Print the records below word for word, but leave out the pictures.

** begin Data supplied **

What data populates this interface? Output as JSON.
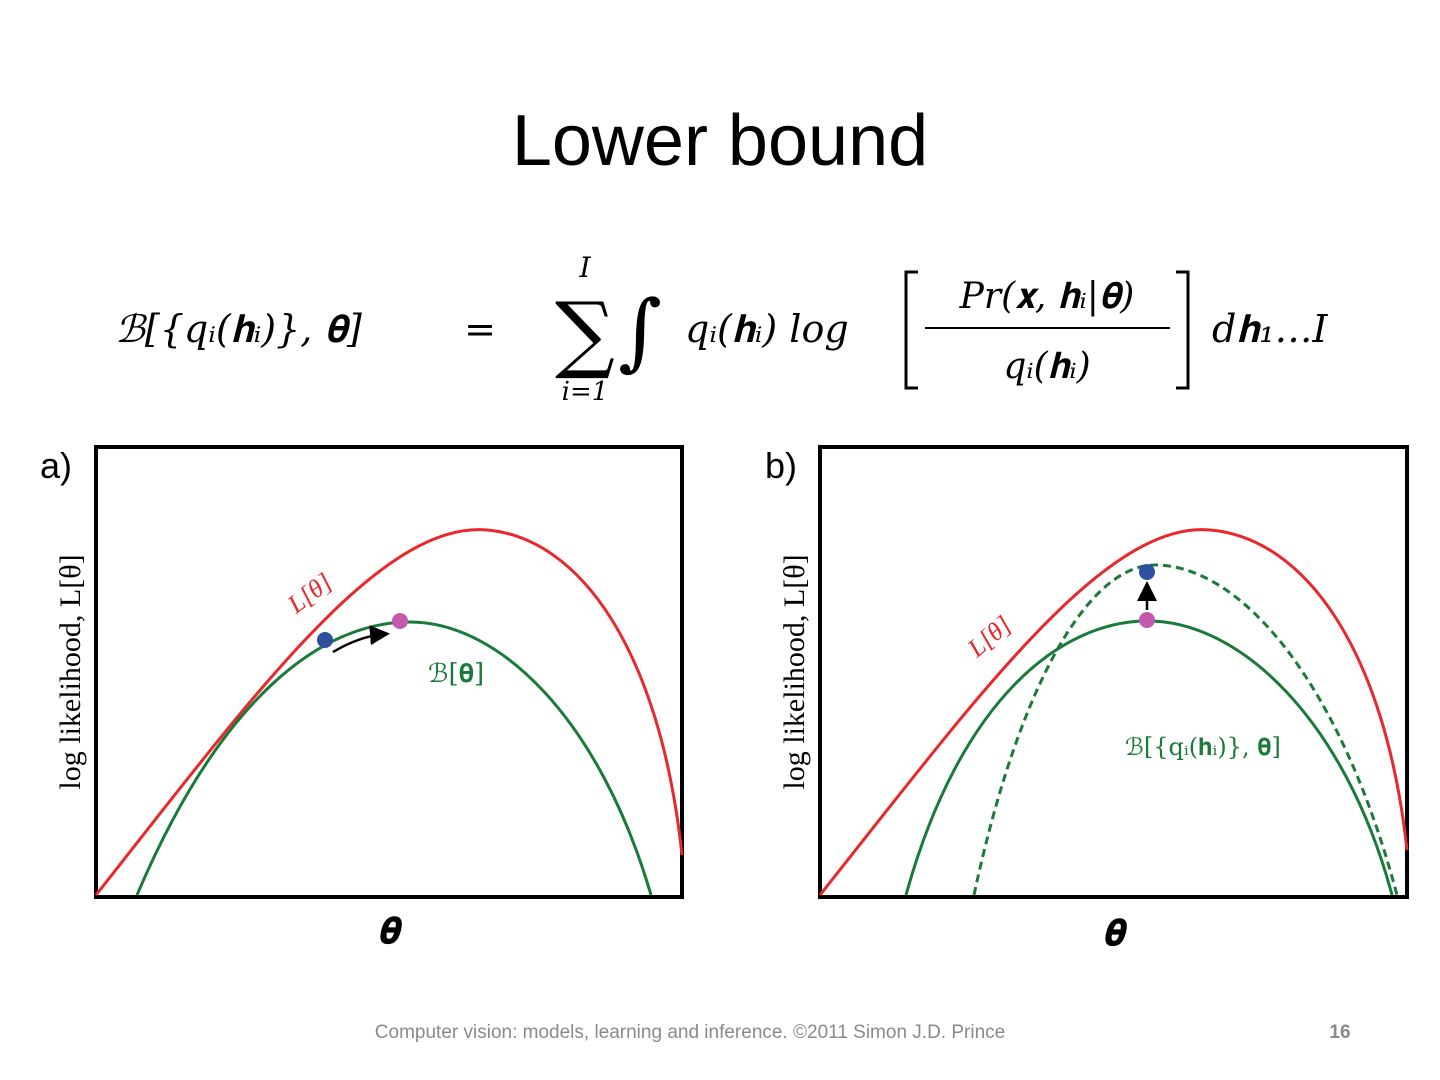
{
  "title": "Lower bound",
  "equation": {
    "lhs": "ℬ[{qᵢ(𝐡ᵢ)}, 𝛉]",
    "equals": "=",
    "sum_upper": "I",
    "sum_sign": "∑",
    "sum_lower": "i=1",
    "integral": "∫",
    "factor": "qᵢ(𝐡ᵢ) log",
    "numerator": "Pr(𝐱, 𝐡ᵢ|𝛉)",
    "denominator": "qᵢ(𝐡ᵢ)",
    "differential": "d𝐡₁…I"
  },
  "panels": [
    {
      "label": "a)",
      "y_label": "log likelihood, L[θ]",
      "x_label": "𝛉",
      "red_label": "L[θ]",
      "green_label": "ℬ[𝛉]"
    },
    {
      "label": "b)",
      "y_label": "log likelihood, L[θ]",
      "x_label": "𝛉",
      "red_label": "L[θ]",
      "green_label": "ℬ[{qᵢ(𝐡ᵢ)}, 𝛉]"
    }
  ],
  "footer": {
    "text": "Computer vision: models, learning and inference.  ©2011 Simon J.D. Prince",
    "page": "16"
  }
}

** end Data supplied **

» Answer to the task
What data populates this interface? Output as JSON.
{
  "title": "Lower bound",
  "equation": {
    "lhs": "ℬ[{qᵢ(𝐡ᵢ)}, 𝛉]",
    "equals": "=",
    "sum_upper": "I",
    "sum_sign": "∑",
    "sum_lower": "i=1",
    "integral": "∫",
    "factor": "qᵢ(𝐡ᵢ) log",
    "numerator": "Pr(𝐱, 𝐡ᵢ|𝛉)",
    "denominator": "qᵢ(𝐡ᵢ)",
    "differential": "d𝐡₁…I"
  },
  "panels": [
    {
      "label": "a)",
      "y_label": "log likelihood, L[θ]",
      "x_label": "𝛉",
      "red_label": "L[θ]",
      "green_label": "ℬ[𝛉]"
    },
    {
      "label": "b)",
      "y_label": "log likelihood, L[θ]",
      "x_label": "𝛉",
      "red_label": "L[θ]",
      "green_label": "ℬ[{qᵢ(𝐡ᵢ)}, 𝛉]"
    }
  ],
  "footer": {
    "text": "Computer vision: models, learning and inference.  ©2011 Simon J.D. Prince",
    "page": "16"
  }
}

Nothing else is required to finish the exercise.